___ Data to process ___

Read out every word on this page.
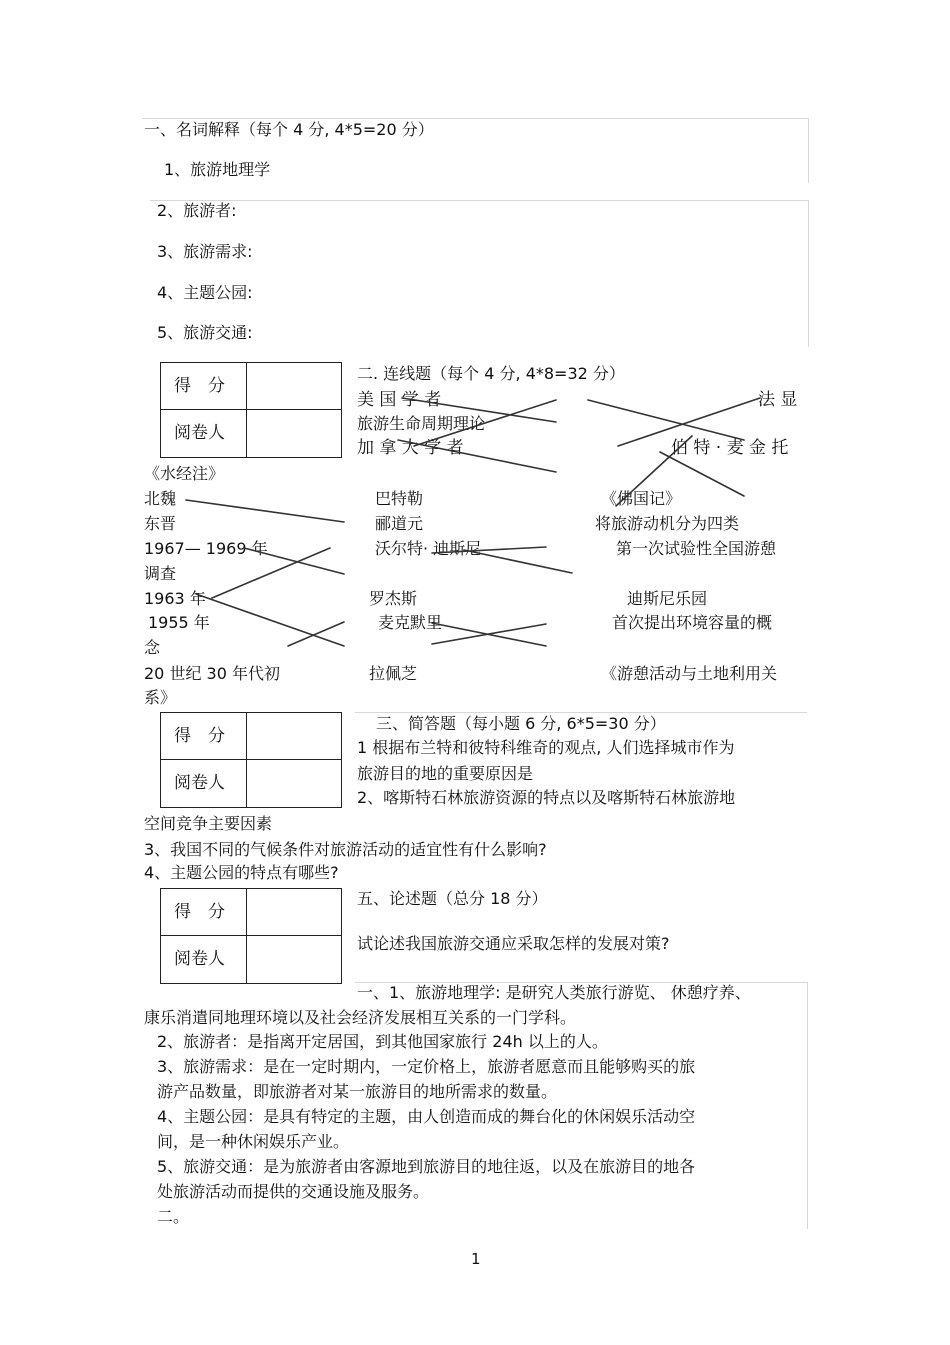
一、名词解释（每个 4 分, 4*5=20 分）
1、旅游地理学
2、旅游者:
3、旅游需求:
4、主题公园:
5、旅游交通:
得　分
阅卷人
二. 连线题（每个 4 分, 4*8=32 分）
美 国 学 者	法 显
旅游生命周期理论
加 拿 大 学 者	伯 特 · 麦 金 托
《水经注》
北魏
东晋
1967— 1969 年
调查
1963 年
1955 年
念
20 世纪 30 年代初
系》
巴特勒
郦道元
沃尔特· 迪斯尼
罗杰斯
麦克默里
拉佩芝
《佛国记》
将旅游动机分为四类
第一次试验性全国游憩
迪斯尼乐园
首次提出环境容量的概
《游憩活动与土地利用关
得　分
阅卷人
三、简答题（每小题 6 分, 6*5=30 分）
1 根据布兰特和彼特科维奇的观点, 人们选择城市作为
旅游目的地的重要原因是
2、喀斯特石林旅游资源的特点以及喀斯特石林旅游地
空间竞争主要因素
3、我国不同的气候条件对旅游活动的适宜性有什么影响?
4、主题公园的特点有哪些?
得　分
阅卷人
五、论述题（总分 18 分）
试论述我国旅游交通应采取怎样的发展对策?
一、1、旅游地理学: 是研究人类旅行游览、 休憩疗养、
康乐消遣同地理环境以及社会经济发展相互关系的一门学科。
2、旅游者：是指离开定居国，到其他国家旅行 24h 以上的人。
3、旅游需求：是在一定时期内，一定价格上，旅游者愿意而且能够购买的旅
游产品数量，即旅游者对某一旅游目的地所需求的数量。
4、主题公园：是具有特定的主题，由人创造而成的舞台化的休闲娱乐活动空
间，是一种休闲娱乐产业。
5、旅游交通：是为旅游者由客源地到旅游目的地往返，以及在旅游目的地各
处旅游活动而提供的交通设施及服务。
二。
1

___

## To be done
Please repeat the entries exactly. Do not include the pictures.

## Reply to the task
Read out every word on this page.
一、名词解释（每个 4 分, 4*5=20 分）
1、旅游地理学
2、旅游者:
3、旅游需求:
4、主题公园:
5、旅游交通:
得　分
阅卷人
二. 连线题（每个 4 分, 4*8=32 分）
美 国 学 者	法 显
旅游生命周期理论
加 拿 大 学 者	伯 特 · 麦 金 托
《水经注》
北魏
东晋
1967— 1969 年
调查
1963 年
1955 年
念
20 世纪 30 年代初
系》
巴特勒
郦道元
沃尔特· 迪斯尼
罗杰斯
麦克默里
拉佩芝
《佛国记》
将旅游动机分为四类
第一次试验性全国游憩
迪斯尼乐园
首次提出环境容量的概
《游憩活动与土地利用关
得　分
阅卷人
三、简答题（每小题 6 分, 6*5=30 分）
1 根据布兰特和彼特科维奇的观点, 人们选择城市作为
旅游目的地的重要原因是
2、喀斯特石林旅游资源的特点以及喀斯特石林旅游地
空间竞争主要因素
3、我国不同的气候条件对旅游活动的适宜性有什么影响?
4、主题公园的特点有哪些?
得　分
阅卷人
五、论述题（总分 18 分）
试论述我国旅游交通应采取怎样的发展对策?
一、1、旅游地理学: 是研究人类旅行游览、 休憩疗养、
康乐消遣同地理环境以及社会经济发展相互关系的一门学科。
2、旅游者：是指离开定居国，到其他国家旅行 24h 以上的人。
3、旅游需求：是在一定时期内，一定价格上，旅游者愿意而且能够购买的旅
游产品数量，即旅游者对某一旅游目的地所需求的数量。
4、主题公园：是具有特定的主题，由人创造而成的舞台化的休闲娱乐活动空
间，是一种休闲娱乐产业。
5、旅游交通：是为旅游者由客源地到旅游目的地往返，以及在旅游目的地各
处旅游活动而提供的交通设施及服务。
二。
1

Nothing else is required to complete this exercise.